STATED EXERCISE: Lines containing the string "document" are to be counted; report the total by itself.

Data records:
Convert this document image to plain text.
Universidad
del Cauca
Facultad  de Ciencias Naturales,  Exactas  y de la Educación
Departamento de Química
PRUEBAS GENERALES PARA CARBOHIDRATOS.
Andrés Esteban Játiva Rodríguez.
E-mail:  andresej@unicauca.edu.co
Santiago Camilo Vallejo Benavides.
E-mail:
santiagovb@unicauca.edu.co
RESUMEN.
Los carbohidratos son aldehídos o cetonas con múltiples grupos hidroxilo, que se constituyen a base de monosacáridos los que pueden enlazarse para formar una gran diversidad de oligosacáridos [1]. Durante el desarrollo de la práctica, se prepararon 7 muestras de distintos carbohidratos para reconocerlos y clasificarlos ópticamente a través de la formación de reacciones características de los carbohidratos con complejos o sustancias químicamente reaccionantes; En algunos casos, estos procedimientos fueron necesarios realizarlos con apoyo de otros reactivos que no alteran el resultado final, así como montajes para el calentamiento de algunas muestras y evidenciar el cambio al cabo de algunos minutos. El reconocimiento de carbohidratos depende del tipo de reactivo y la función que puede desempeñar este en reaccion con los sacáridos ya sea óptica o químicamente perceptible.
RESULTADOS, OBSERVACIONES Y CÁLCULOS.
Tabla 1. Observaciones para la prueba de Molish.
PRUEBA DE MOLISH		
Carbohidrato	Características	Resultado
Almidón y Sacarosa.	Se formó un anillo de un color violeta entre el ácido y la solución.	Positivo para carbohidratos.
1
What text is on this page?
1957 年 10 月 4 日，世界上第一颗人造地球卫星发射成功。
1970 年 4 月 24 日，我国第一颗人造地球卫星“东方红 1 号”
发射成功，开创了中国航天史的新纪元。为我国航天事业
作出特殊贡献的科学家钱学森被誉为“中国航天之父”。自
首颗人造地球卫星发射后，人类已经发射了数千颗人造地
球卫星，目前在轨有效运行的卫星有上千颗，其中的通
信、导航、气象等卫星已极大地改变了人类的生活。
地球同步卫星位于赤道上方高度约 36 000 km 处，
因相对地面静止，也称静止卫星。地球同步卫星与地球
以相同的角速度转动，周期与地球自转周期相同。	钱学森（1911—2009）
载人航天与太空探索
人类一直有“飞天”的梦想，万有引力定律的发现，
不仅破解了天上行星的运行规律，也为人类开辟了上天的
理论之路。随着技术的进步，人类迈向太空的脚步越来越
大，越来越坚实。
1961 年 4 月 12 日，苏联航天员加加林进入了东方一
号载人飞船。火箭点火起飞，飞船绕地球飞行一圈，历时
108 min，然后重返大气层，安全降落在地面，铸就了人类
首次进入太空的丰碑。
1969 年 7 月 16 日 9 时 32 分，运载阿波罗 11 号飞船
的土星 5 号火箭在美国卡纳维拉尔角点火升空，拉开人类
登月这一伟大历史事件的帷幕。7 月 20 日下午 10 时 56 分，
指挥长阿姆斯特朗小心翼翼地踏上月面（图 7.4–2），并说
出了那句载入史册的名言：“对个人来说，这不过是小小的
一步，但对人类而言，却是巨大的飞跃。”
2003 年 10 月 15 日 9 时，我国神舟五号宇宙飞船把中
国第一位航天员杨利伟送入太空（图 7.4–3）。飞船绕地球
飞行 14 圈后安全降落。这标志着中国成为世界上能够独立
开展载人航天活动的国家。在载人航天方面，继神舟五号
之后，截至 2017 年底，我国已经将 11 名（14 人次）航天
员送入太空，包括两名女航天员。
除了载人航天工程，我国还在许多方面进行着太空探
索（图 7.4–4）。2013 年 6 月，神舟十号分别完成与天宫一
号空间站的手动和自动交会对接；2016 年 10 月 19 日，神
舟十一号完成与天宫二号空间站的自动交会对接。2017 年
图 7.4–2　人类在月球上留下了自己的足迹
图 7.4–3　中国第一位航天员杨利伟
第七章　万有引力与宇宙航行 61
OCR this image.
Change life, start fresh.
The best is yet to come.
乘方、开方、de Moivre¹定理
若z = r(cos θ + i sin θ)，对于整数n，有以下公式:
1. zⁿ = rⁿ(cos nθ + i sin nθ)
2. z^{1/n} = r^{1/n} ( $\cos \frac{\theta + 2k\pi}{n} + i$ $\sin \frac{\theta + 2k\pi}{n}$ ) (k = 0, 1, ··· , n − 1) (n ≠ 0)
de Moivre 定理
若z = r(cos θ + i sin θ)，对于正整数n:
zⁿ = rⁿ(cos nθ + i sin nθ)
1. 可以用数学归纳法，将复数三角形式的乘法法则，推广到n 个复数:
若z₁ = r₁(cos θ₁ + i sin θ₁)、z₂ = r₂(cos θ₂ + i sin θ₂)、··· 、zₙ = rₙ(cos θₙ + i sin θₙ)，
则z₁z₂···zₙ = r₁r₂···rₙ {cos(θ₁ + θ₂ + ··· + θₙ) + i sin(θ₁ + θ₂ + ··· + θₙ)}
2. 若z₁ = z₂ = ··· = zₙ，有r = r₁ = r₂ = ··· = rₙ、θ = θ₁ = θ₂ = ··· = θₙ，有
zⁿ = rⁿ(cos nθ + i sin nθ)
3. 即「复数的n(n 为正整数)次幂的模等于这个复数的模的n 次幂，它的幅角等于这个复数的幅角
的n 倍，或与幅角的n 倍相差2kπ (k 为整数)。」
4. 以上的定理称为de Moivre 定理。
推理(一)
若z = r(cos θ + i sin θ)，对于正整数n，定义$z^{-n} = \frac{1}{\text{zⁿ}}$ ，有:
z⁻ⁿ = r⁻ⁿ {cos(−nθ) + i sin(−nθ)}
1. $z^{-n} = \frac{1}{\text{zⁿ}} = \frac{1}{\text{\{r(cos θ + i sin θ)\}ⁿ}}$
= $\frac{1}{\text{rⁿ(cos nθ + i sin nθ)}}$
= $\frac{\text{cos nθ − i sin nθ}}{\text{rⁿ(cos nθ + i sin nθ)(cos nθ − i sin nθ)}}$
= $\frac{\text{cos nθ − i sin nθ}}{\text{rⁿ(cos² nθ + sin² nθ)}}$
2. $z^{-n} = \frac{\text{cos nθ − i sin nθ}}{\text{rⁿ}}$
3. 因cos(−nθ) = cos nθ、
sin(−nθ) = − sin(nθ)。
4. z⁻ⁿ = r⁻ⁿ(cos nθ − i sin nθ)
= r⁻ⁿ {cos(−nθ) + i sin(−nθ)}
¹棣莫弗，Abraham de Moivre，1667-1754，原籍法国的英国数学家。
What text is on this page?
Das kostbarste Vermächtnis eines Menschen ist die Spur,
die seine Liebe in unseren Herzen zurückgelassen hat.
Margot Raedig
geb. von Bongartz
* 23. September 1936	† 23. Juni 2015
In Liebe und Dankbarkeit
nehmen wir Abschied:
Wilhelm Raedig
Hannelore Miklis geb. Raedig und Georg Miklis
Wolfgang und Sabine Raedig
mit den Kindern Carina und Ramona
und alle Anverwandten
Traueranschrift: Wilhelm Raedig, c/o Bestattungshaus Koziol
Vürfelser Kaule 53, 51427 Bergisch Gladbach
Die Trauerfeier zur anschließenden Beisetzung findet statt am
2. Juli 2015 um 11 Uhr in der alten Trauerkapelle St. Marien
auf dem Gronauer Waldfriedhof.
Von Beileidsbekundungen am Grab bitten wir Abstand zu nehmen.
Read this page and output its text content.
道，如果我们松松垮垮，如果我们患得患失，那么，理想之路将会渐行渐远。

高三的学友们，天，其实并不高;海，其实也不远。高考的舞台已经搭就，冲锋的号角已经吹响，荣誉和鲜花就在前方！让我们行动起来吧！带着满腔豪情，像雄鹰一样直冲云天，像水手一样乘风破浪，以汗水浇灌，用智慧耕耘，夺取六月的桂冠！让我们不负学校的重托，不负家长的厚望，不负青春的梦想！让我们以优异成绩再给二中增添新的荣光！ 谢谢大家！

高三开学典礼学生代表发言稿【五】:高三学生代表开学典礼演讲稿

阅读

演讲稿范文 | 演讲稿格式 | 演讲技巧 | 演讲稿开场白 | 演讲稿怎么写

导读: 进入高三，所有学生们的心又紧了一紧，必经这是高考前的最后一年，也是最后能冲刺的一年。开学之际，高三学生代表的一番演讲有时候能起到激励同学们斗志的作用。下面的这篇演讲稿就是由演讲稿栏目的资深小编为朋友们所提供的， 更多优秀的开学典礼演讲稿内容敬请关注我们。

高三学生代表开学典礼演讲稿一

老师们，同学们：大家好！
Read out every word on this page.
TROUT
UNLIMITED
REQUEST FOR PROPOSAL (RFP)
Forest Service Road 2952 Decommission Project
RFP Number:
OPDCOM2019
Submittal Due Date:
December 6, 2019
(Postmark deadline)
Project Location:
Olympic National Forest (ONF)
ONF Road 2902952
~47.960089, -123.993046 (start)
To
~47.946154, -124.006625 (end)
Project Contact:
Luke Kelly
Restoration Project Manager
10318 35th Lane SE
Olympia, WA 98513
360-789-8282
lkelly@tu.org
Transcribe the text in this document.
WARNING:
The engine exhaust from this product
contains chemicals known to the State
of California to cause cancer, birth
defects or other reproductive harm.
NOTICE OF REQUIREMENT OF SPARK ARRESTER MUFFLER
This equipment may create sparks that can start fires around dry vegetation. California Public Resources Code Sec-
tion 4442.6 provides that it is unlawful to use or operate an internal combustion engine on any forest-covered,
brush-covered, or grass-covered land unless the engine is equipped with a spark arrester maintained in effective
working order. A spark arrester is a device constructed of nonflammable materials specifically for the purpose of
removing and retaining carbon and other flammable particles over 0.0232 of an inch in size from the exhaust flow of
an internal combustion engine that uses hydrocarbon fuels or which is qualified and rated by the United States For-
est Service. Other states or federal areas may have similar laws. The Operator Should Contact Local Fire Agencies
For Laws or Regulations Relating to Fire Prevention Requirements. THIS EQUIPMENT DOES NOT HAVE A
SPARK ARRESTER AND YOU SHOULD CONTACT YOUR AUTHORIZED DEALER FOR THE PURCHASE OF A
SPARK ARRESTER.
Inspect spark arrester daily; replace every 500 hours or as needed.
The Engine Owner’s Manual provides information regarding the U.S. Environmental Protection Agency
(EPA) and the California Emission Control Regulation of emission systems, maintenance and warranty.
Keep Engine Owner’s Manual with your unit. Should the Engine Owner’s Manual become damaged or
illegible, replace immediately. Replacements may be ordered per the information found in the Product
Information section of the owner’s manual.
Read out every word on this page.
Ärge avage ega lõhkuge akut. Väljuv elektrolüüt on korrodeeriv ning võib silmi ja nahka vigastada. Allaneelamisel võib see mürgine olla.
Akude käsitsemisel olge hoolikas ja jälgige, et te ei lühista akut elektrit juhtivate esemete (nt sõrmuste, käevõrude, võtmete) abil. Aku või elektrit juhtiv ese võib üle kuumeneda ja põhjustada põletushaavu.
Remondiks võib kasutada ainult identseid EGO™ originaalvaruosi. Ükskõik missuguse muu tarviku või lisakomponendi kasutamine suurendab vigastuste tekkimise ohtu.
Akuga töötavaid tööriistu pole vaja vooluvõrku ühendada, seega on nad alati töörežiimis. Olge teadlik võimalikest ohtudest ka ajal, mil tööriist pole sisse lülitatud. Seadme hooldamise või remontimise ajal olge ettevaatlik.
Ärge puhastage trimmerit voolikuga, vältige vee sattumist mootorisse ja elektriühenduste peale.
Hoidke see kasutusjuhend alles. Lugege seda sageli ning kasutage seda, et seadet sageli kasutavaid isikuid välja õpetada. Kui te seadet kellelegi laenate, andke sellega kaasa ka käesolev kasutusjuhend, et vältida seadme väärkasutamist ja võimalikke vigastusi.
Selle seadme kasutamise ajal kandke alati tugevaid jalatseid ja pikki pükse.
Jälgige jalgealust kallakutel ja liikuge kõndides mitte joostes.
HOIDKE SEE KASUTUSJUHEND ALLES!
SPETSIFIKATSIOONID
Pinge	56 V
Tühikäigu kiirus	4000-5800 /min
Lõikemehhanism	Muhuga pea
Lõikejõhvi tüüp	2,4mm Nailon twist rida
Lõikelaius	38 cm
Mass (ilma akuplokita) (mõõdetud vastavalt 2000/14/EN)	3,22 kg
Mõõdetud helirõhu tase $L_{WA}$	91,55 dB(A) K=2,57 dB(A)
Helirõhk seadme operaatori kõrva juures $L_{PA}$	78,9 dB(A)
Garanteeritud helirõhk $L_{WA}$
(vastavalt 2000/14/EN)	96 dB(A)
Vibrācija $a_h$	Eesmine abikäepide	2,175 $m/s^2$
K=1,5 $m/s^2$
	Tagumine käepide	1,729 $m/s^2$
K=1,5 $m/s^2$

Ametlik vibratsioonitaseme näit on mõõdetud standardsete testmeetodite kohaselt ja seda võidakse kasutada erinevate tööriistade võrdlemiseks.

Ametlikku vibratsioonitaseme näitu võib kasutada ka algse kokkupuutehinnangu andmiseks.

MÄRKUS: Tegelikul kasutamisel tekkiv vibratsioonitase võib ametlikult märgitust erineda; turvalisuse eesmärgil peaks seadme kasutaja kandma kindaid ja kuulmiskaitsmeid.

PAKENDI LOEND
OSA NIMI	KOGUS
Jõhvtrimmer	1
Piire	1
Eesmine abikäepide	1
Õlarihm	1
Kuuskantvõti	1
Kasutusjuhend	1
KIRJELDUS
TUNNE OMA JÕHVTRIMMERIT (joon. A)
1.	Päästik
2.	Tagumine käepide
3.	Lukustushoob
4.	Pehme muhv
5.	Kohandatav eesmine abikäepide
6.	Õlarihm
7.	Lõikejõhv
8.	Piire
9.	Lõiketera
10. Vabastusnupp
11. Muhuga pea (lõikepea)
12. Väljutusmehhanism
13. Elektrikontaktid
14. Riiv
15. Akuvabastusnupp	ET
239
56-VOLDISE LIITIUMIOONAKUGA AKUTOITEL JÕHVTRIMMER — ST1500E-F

CORRECT OUTPUT: 2